Известно, что автор знаменитого «Оправдания добра» ушел в вечность сто двадцать лет назад. Пытаясь рассматривать общество исторически и заглядывая в будущее, он ратовал за «осуществление правды и любви, или свободной солидарности всех положительных сил и элементов…»1. Представляя государство как «воплощенное право», он искренне и обоснованно утверждал: «Общая власть должна быть беспристрастна, и в этом смысле можно сказать, что она должна заботиться об общей пользе, т.е. о пользе всех одинаково, но равная польза всех и есть справедливость»2. Разумеется, такую трактовку в плане понимания содержания справедливости нельзя считать исчерпывающей, но подчеркивание момента равенства само по себе важно.
Совсем недавно исполнилось и сто десять лет с того дня, как не стало, но не закатилось солнце великого Льва Николаевича Толстого. Во многом следуя за И. Кантом, в чем-то идя дальше немецкого философа, он писал: «Всякое добро, которое не привито к нравственно-доброму образу мыслей, не что иное, как одна только видимость и прикрытая внешним блеском нищета»3. Эти слова, на мой взгляд, очень точно характеризуют нынешнюю цивилизационную ситуацию, когда этого внешнего блеска удивительно много, но искомый образ мыслей в большом дефиците, особенно в экономической и политикой сферах. Зачастую там не те цели и, увы, все средства хороши, что никак не может быть примером для всего социокультурного целого. В этой связи вспоминается М. Ганди: «В этот час испытаний, выпавших на нашу долю, молодежь должна следовать … основным заповедям Толстого...»4.
Оба наших классика во многом расходились (например, относительно роли народа и государства в жизни общества), но, в конечном счете, сходились в главном, — в максимальном внимании к личностному и социальному бытию, стремлении реально осуществлять добро всегда и везде. Одна из важных проблем, которая не могла их не волновать, — это проблема соотношения нравственности и права. Не боюсь повторить то, о чем много раз говорил ранее в университетских стенах на наших многочисленных форумах: на юридическом поле она сродни основному вопросу философии. Показательно, что при всей разнице в деталях их подходов отчетливо просматривается вполне определенная, прямая нравственно-гуманистическая линия, выступающая у них обоих в качестве своего рода парадигмы.

Записи пространственной разметки:
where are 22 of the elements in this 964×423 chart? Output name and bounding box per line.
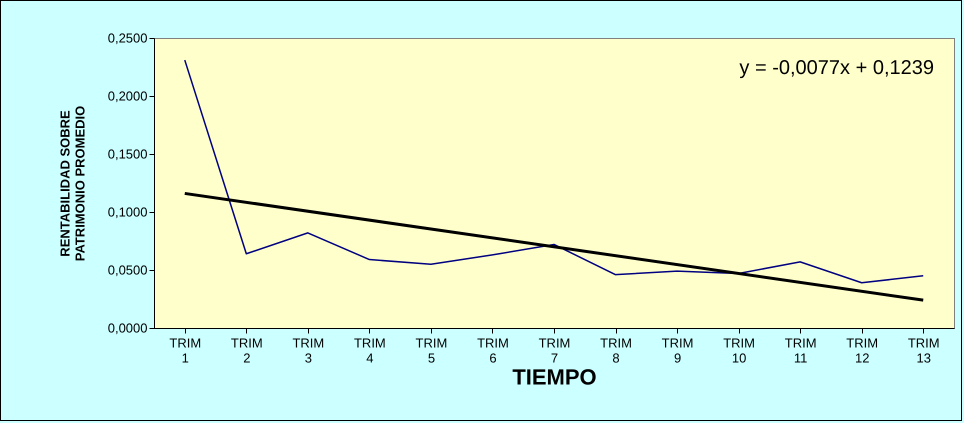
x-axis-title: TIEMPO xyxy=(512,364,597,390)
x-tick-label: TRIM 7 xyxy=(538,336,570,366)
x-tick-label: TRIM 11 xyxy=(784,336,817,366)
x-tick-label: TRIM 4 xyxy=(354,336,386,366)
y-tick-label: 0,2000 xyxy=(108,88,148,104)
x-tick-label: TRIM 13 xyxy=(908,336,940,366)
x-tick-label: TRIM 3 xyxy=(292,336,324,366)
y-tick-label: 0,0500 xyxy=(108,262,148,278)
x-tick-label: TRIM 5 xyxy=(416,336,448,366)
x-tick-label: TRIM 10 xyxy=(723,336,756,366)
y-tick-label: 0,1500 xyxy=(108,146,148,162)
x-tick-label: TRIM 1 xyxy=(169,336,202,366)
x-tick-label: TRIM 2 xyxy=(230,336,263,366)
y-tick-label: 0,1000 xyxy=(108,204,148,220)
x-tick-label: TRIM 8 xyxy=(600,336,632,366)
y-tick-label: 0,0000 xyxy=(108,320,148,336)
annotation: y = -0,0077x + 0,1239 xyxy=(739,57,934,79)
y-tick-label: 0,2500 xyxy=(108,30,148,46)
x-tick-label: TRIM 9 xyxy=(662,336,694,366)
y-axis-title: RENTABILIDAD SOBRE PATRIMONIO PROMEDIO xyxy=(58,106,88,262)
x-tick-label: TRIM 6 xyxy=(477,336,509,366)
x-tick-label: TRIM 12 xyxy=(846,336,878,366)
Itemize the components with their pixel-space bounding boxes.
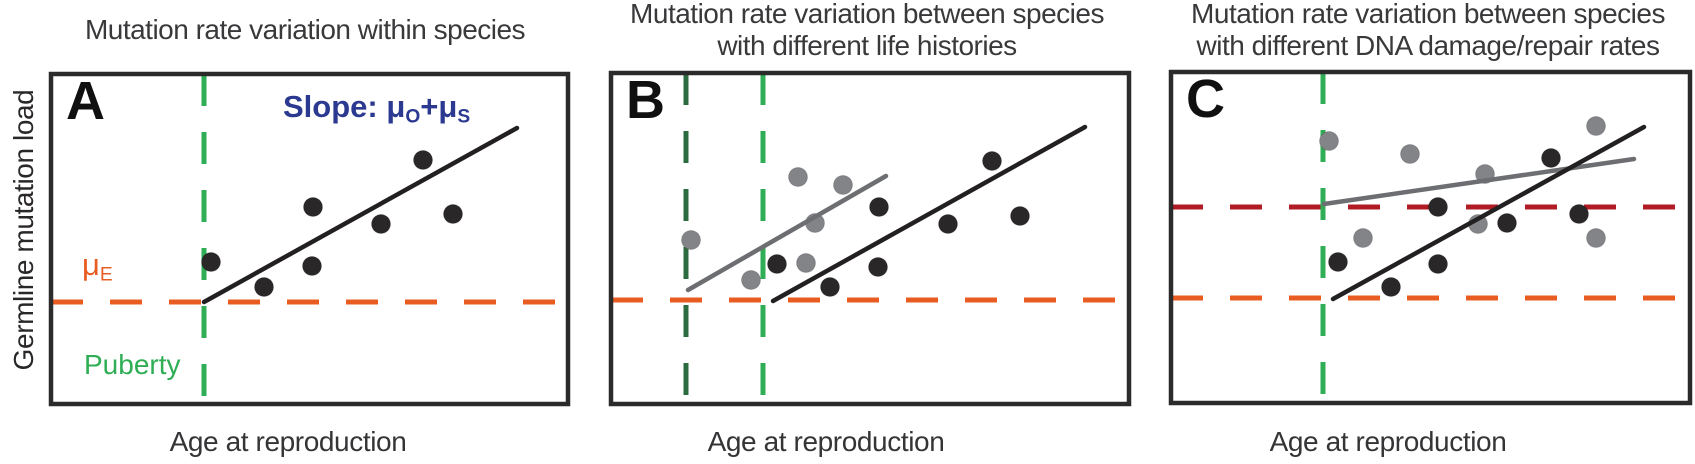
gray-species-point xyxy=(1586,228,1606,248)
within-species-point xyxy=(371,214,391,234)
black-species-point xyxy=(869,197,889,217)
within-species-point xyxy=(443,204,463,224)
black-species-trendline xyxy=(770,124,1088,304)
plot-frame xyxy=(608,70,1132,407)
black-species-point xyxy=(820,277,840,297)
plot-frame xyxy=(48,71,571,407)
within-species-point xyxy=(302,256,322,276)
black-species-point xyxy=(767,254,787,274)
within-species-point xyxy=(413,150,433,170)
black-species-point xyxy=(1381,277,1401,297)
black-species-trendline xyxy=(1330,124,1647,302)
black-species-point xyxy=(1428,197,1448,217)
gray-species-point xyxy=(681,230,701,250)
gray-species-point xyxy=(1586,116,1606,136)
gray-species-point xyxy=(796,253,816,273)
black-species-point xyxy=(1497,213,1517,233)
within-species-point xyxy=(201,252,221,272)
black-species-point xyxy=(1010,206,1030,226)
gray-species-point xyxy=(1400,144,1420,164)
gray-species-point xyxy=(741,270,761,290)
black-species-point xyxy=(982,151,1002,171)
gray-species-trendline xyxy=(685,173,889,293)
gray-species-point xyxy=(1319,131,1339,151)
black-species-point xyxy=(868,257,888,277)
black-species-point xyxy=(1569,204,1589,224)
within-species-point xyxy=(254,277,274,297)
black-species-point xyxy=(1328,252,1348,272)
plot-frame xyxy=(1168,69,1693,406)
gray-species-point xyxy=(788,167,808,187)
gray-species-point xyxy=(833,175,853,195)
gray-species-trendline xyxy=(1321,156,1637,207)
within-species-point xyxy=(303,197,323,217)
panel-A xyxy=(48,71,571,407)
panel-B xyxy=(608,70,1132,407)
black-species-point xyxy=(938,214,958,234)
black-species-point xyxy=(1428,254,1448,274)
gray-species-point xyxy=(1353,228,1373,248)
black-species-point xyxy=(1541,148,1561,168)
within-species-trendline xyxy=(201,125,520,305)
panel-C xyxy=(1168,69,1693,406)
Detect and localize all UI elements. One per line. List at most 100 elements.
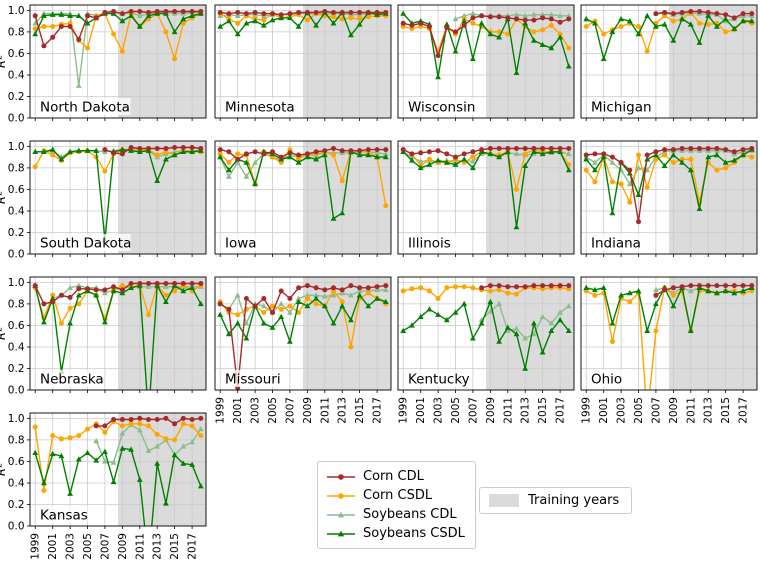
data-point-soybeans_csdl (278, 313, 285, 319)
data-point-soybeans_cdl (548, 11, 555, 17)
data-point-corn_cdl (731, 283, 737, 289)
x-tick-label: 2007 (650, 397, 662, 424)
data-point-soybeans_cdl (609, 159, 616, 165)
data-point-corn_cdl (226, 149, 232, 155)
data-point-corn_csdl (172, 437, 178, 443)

ЗАДАНИЕ -> Назовите всех людей, чьи имена прямо указаны в тексте.

РЕШЕНИЕ -> Лев Николаевич Толстой, И. Кант, М. Ганди.